**** Provided material

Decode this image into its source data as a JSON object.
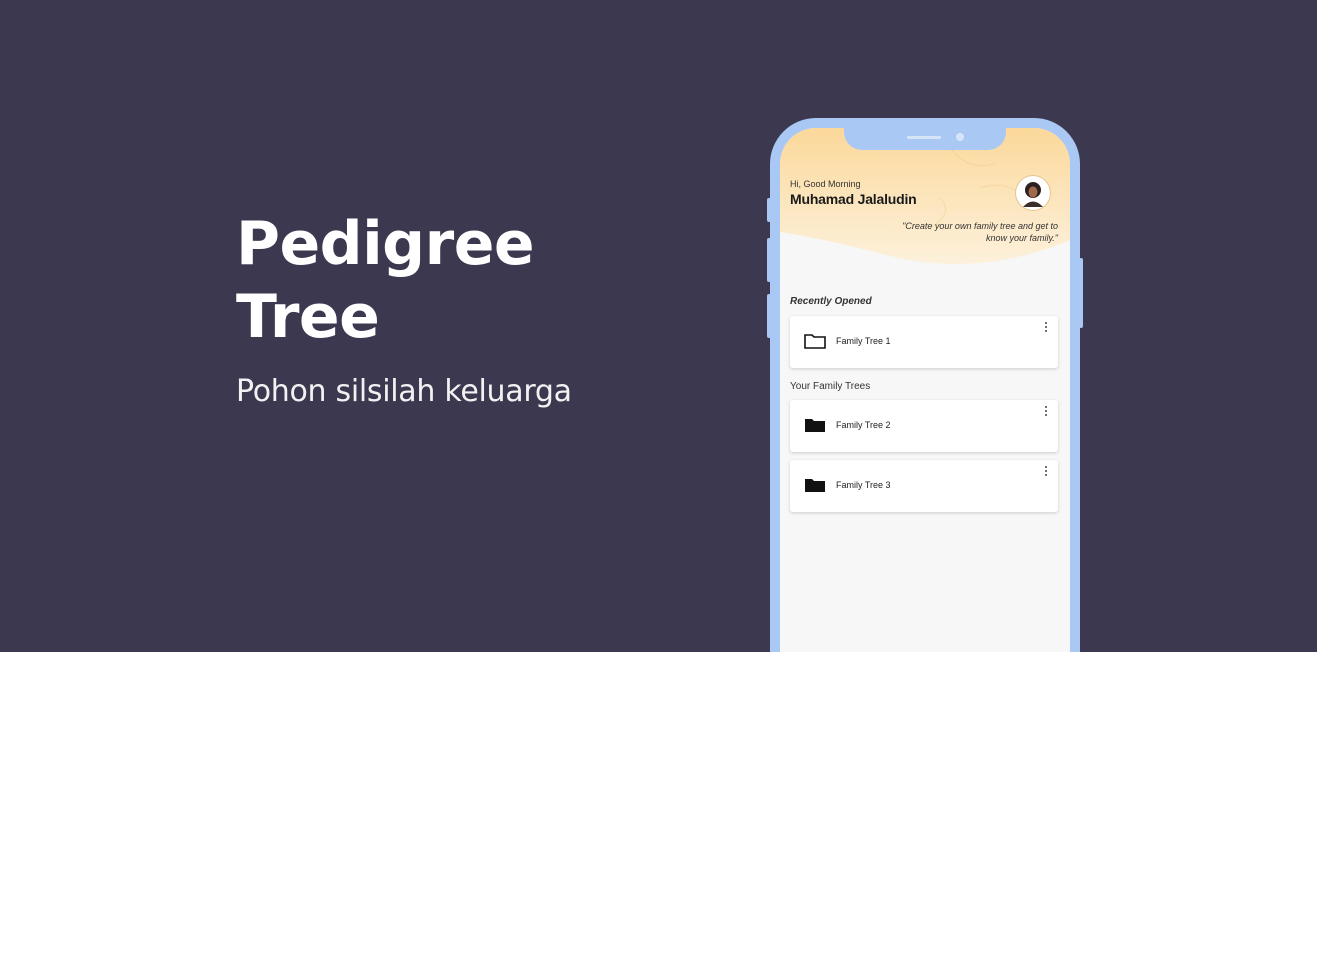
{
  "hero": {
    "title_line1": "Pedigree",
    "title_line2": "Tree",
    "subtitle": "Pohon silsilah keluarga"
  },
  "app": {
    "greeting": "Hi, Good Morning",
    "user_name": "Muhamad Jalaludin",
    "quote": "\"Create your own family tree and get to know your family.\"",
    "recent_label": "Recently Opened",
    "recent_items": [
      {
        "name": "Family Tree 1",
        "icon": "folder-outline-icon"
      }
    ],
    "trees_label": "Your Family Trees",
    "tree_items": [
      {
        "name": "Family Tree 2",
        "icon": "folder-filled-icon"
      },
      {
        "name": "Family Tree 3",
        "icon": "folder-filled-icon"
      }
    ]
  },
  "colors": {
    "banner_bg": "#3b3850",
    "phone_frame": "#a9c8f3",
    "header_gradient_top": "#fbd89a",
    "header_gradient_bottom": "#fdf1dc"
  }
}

********
**** Provided material

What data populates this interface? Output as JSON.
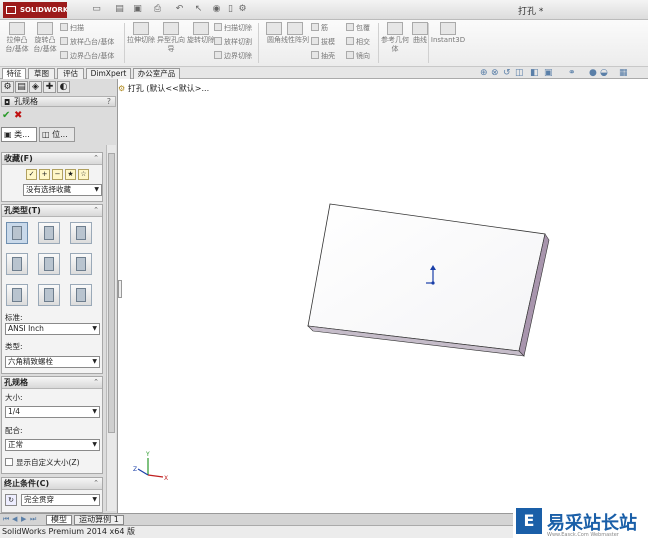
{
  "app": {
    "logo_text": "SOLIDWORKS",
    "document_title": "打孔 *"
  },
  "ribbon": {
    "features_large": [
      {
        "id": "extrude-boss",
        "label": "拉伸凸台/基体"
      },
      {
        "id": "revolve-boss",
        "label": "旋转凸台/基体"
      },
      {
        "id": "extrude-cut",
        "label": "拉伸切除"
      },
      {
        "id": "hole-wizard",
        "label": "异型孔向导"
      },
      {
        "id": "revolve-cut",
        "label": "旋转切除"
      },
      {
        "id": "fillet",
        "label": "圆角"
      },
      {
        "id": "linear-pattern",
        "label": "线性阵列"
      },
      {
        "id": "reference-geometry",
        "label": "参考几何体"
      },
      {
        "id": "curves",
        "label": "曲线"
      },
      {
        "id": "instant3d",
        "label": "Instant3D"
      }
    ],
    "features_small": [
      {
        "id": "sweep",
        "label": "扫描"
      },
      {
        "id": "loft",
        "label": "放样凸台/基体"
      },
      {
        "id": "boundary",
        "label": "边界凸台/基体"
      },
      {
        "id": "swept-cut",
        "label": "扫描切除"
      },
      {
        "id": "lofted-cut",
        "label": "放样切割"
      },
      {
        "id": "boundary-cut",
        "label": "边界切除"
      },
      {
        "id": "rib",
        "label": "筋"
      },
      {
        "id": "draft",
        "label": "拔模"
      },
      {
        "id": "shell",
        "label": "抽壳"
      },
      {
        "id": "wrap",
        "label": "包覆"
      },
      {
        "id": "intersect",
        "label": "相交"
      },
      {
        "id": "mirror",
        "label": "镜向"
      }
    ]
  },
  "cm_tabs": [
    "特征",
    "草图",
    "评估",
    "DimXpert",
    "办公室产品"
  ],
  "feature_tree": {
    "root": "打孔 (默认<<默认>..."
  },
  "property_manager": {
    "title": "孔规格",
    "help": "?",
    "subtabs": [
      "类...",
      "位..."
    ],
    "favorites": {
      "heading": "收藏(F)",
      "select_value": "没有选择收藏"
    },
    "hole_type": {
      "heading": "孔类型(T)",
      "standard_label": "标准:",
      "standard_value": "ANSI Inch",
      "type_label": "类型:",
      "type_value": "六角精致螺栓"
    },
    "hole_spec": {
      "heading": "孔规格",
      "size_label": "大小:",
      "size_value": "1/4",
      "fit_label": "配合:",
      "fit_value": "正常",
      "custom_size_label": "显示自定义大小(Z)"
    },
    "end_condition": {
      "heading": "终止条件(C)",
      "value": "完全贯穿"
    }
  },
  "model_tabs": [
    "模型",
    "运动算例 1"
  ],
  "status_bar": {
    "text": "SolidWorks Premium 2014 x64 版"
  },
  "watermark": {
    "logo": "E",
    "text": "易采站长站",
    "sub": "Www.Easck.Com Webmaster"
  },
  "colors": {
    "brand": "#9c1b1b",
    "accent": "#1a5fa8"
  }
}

********

**Short problem:** Pick out and copy the lines of the material that include the word "heading".

**Answer to this problem:**
      "heading": "收藏(F)",
      "heading": "孔类型(T)",
      "heading": "孔规格",
      "heading": "终止条件(C)",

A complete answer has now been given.